— begin —
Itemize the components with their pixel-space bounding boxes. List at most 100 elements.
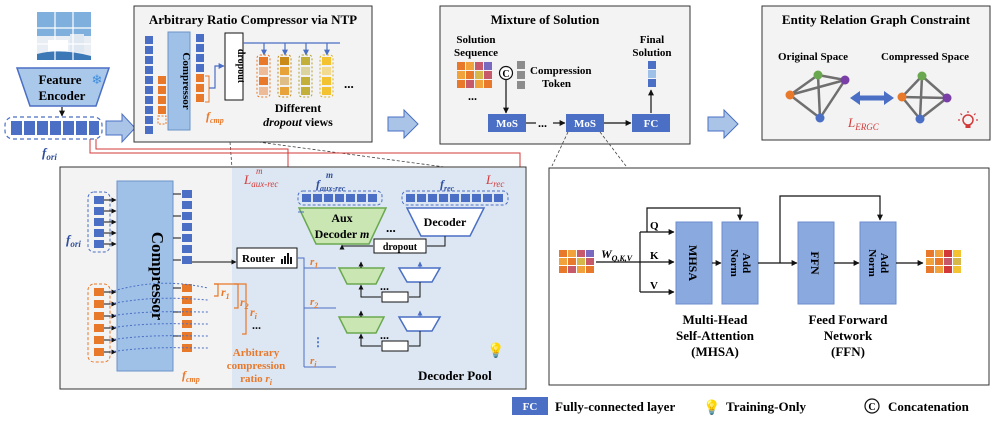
addnorm-label-2a: Add [878,253,890,273]
flow-arrow [105,112,136,144]
graph-node [917,71,927,81]
ffn-caption-1: Feed Forward [808,312,888,327]
transformer-output-grid [926,250,961,273]
legend-concat-text: Concatenation [888,399,970,414]
addnorm-block-2 [859,221,897,305]
flow-arrow [387,108,419,140]
ratio-dots: ... [252,318,261,332]
snowflake-icon: ❄ [92,72,103,87]
mos-block-2 [566,114,604,132]
ratio-ri-left: ri [250,305,258,321]
dropout-block-top [224,32,244,101]
f-aux-rec-row [297,190,383,206]
final-solution-column [648,61,656,87]
mos-ellipsis: ... [538,116,547,130]
f-ori-cell [11,121,22,135]
compressed-space-graph [901,75,948,120]
ffn-block [797,221,835,305]
decoder-group-r1: ... [337,261,442,303]
f-ori-label: fori [42,145,57,162]
ffn-caption-2: Network [824,328,873,343]
mhsa-block [675,221,713,305]
compressed-space-label: Compressed Space [881,51,969,63]
compression-token-label-2: Token [542,78,571,90]
legend-fc-box-label: FC [523,401,538,413]
svg-text:C: C [502,69,509,80]
router-r1: r1 [310,256,318,270]
compressor-label-large: Compressor [148,232,167,321]
f-cmp-label-detail: fcmp [182,368,200,384]
mos-panel: Mixture of Solution Solution Sequence ..… [439,5,691,145]
graph-node [785,90,795,100]
solution-sequence-grid [457,62,492,88]
feature-encoder-block: Feature Encoder ❄ [15,67,111,107]
ffn-caption-3: (FFN) [831,344,865,359]
router-r2: r2 [310,296,318,310]
addnorm-block-1 [721,221,759,305]
compressor-block-small [167,31,191,131]
detail-panel: fori Compressor [59,166,527,390]
ratio-r1-left: r1 [221,285,230,301]
f-rec-label: frec [440,177,455,193]
mos-panel-title: Mixture of Solution [491,12,601,27]
solution-sequence-label-2: Sequence [454,47,498,59]
dropout-view-column [319,54,334,98]
compression-token [517,61,525,89]
graph-node [813,70,823,80]
lightbulb-icon [958,111,978,128]
graph-node [942,93,952,103]
concat-circle-icon: C [864,398,880,414]
wqkv-label: WQ,K,V [601,247,633,263]
compressor-panel-title: Arbitrary Ratio Compressor via NTP [149,12,357,27]
double-arrow-icon [850,91,894,105]
f-aux-rec-label: faux-rec [316,177,346,193]
graph-node [897,92,907,102]
k-label: K [650,250,659,262]
feature-encoder-section: Feature Encoder ❄ fori [4,12,111,162]
legend-fc-box [512,397,548,415]
concat-circle-icon: C [498,65,514,81]
svg-text:...: ... [380,328,389,342]
views-caption-2: dropout views [263,115,333,129]
aux-decoder-label-1: Aux [331,211,352,225]
dropout-label-top: dropout [235,49,246,84]
f-cmp-label-top: fcmp [206,109,224,125]
views-caption-1: Different [275,101,321,115]
l-rec-label: Lrec [485,172,504,189]
fc-block [632,114,670,132]
dropout-view-column [256,54,271,98]
aux-decoder-label-2: Decoder m [315,227,370,241]
transformer-panel: WQ,K,V Q K V MHSA Add Norm FFN Add Norm … [548,167,990,386]
solution-sequence-label-1: Solution [456,34,495,46]
views-ellipsis: ... [344,76,354,91]
compressor-label-small: Compressor [180,52,192,109]
original-space-graph [789,73,847,119]
svg-text:...: ... [380,279,389,293]
legend-fc-text: Fully-connected layer [555,399,675,414]
f-ori-cell [37,121,48,135]
mhsa-caption-3: (MHSA) [691,344,739,359]
final-solution-label-1: Final [640,34,664,46]
dropout-label-main: dropout [383,242,418,253]
ffn-label: FFN [808,251,822,275]
flow-arrow [707,108,739,140]
arbitrary-ratio-label-3: ratio ri [240,373,273,387]
decoder-pool-label: Decoder Pool [418,368,492,383]
graph-node [815,113,825,123]
graph-node [840,75,850,85]
ergc-panel: Entity Relation Graph Constraint Origina… [761,5,991,141]
mos-label-1: MoS [496,118,518,130]
bar-chart-icon [281,253,292,264]
router-ri: ri [310,355,317,369]
feature-encoder-title-1: Feature [38,72,81,87]
arbitrary-ratio-label-2: compression [227,360,285,372]
mos-block-1 [488,114,526,132]
svg-text:C: C [868,402,875,413]
legend-training-text: Training-Only [726,399,806,414]
q-label: Q [650,220,659,232]
mhsa-label: MHSA [686,245,700,281]
feature-encoder-title-2: Encoder [39,88,86,103]
f-ori-feature-row [4,116,103,140]
ergc-loss-label: LERGC [847,115,880,132]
— end —
▸ Required task:
Rewrite all of the data above as a numbered list with one line per entry, skipping blank lines. Leave the pictures out of your answer.

▸ Worked solution:
1. Itemize the components with their pixel-space bounding boxes. List at most 100 elements.
2. addnorm-label-2a: Add [878,253,890,273]
3. flow-arrow [105,112,136,144]
4. graph-node [917,71,927,81]
5. ffn-caption-1: Feed Forward [808,312,888,327]
6. transformer-output-grid [926,250,961,273]
7. legend-concat-text: Concatenation [888,399,970,414]
8. addnorm-block-2 [859,221,897,305]
9. flow-arrow [387,108,419,140]
10. ratio-dots: ... [252,318,261,332]
11. snowflake-icon: ❄ [92,72,103,87]
12. mos-block-2 [566,114,604,132]
13. ratio-ri-left: ri [250,305,258,321]
14. dropout-block-top [224,32,244,101]
15. f-aux-rec-row [297,190,383,206]
16. final-solution-column [648,61,656,87]
17. mos-ellipsis: ... [538,116,547,130]
18. f-ori-cell [11,121,22,135]
19. compressed-space-graph [901,75,948,120]
20. ffn-block [797,221,835,305]
21. decoder-group-r1: ... [337,261,442,303]
22. f-ori-label: fori [42,145,57,162]
23. ffn-caption-2: Network [824,328,873,343]
24. mhsa-block [675,221,713,305]
25. compressed-space-label: Compressed Space [881,51,969,63]
26. compression-token-label-2: Token [542,78,571,90]
27. legend-fc-box-label: FC [523,401,538,413]
28. svg-text:C: C [502,69,509,80]
29. router-r1: r1 [310,256,318,270]
30. compressor-label-large: Compressor [148,232,167,321]
31. f-cmp-label-detail: fcmp [182,368,200,384]
32. mos-panel: Mixture of Solution Solution Sequence ..… [439,5,691,145]
33. graph-node [785,90,795,100]
34. solution-sequence-grid [457,62,492,88]
35. feature-encoder-block: Feature Encoder ❄ [15,67,111,107]
36. ffn-caption-3: (FFN) [831,344,865,359]
37. router-r2: r2 [310,296,318,310]
38. addnorm-block-1 [721,221,759,305]
39. compressor-block-small [167,31,191,131]
40. detail-panel: fori Compressor [59,166,527,390]
41. ratio-r1-left: r1 [221,285,230,301]
42. f-rec-label: frec [440,177,455,193]
43. mos-panel-title: Mixture of Solution [491,12,601,27]
44. solution-sequence-label-2: Sequence [454,47,498,59]
45. dropout-view-column [319,54,334,98]
46. compression-token [517,61,525,89]
47. graph-node [813,70,823,80]
48. lightbulb-icon [958,111,978,128]
49. graph-node [942,93,952,103]
50. concat-circle-icon: C [864,398,880,414]
51. wqkv-label: WQ,K,V [601,247,633,263]
52. compressor-panel-title: Arbitrary Ratio Compressor via NTP [149,12,357,27]
53. double-arrow-icon [850,91,894,105]
54. f-aux-rec-label: faux-rec [316,177,346,193]
55. graph-node [897,92,907,102]
56. k-label: K [650,250,659,262]
57. feature-encoder-section: Feature Encoder ❄ fori [4,12,111,162]
58. legend-fc-box [512,397,548,415]
59. concat-circle-icon: C [498,65,514,81]
60. svg-text:...: ... [380,328,389,342]
61. views-caption-2: dropout views [263,115,333,129]
62. aux-decoder-label-1: Aux [331,211,352,225]
63. dropout-label-top: dropout [235,49,246,84]
64. f-cmp-label-top: fcmp [206,109,224,125]
65. views-caption-1: Different [275,101,321,115]
66. l-rec-label: Lrec [485,172,504,189]
67. fc-block [632,114,670,132]
68. dropout-view-column [256,54,271,98]
69. aux-decoder-label-2: Decoder m [315,227,370,241]
70. transformer-panel: WQ,K,V Q K V MHSA Add Norm FFN Add Norm … [548,167,990,386]
71. solution-sequence-label-1: Solution [456,34,495,46]
72. views-ellipsis: ... [344,76,354,91]
73. compressor-label-small: Compressor [180,52,192,109]
74. original-space-graph [789,73,847,119]
75. svg-text:...: ... [380,279,389,293]
76. legend-fc-text: Fully-connected layer [555,399,675,414]
77. f-ori-cell [37,121,48,135]
78. mhsa-caption-3: (MHSA) [691,344,739,359]
79. final-solution-label-1: Final [640,34,664,46]
80. dropout-label-main: dropout [383,242,418,253]
81. ffn-label: FFN [808,251,822,275]
82. flow-arrow [707,108,739,140]
83. arbitrary-ratio-label-3: ratio ri [240,373,273,387]
84. decoder-pool-label: Decoder Pool [418,368,492,383]
85. graph-node [815,113,825,123]
86. graph-node [840,75,850,85]
87. ergc-panel: Entity Relation Graph Constraint Origina… [761,5,991,141]
88. mos-label-1: MoS [496,118,518,130]
89. bar-chart-icon [281,253,292,264]
90. router-ri: ri [310,355,317,369]
91. feature-encoder-title-1: Feature [38,72,81,87]
92. arbitrary-ratio-label-2: compression [227,360,285,372]
93. mos-block-1 [488,114,526,132]
94. svg-text:C: C [868,402,875,413]
95. legend-training-text: Training-Only [726,399,806,414]
96. q-label: Q [650,220,659,232]
97. mhsa-label: MHSA [686,245,700,281]
98. feature-encoder-title-2: Encoder [39,88,86,103]
99. f-ori-feature-row [4,116,103,140]
100. ergc-loss-label: LERGC [847,115,880,132]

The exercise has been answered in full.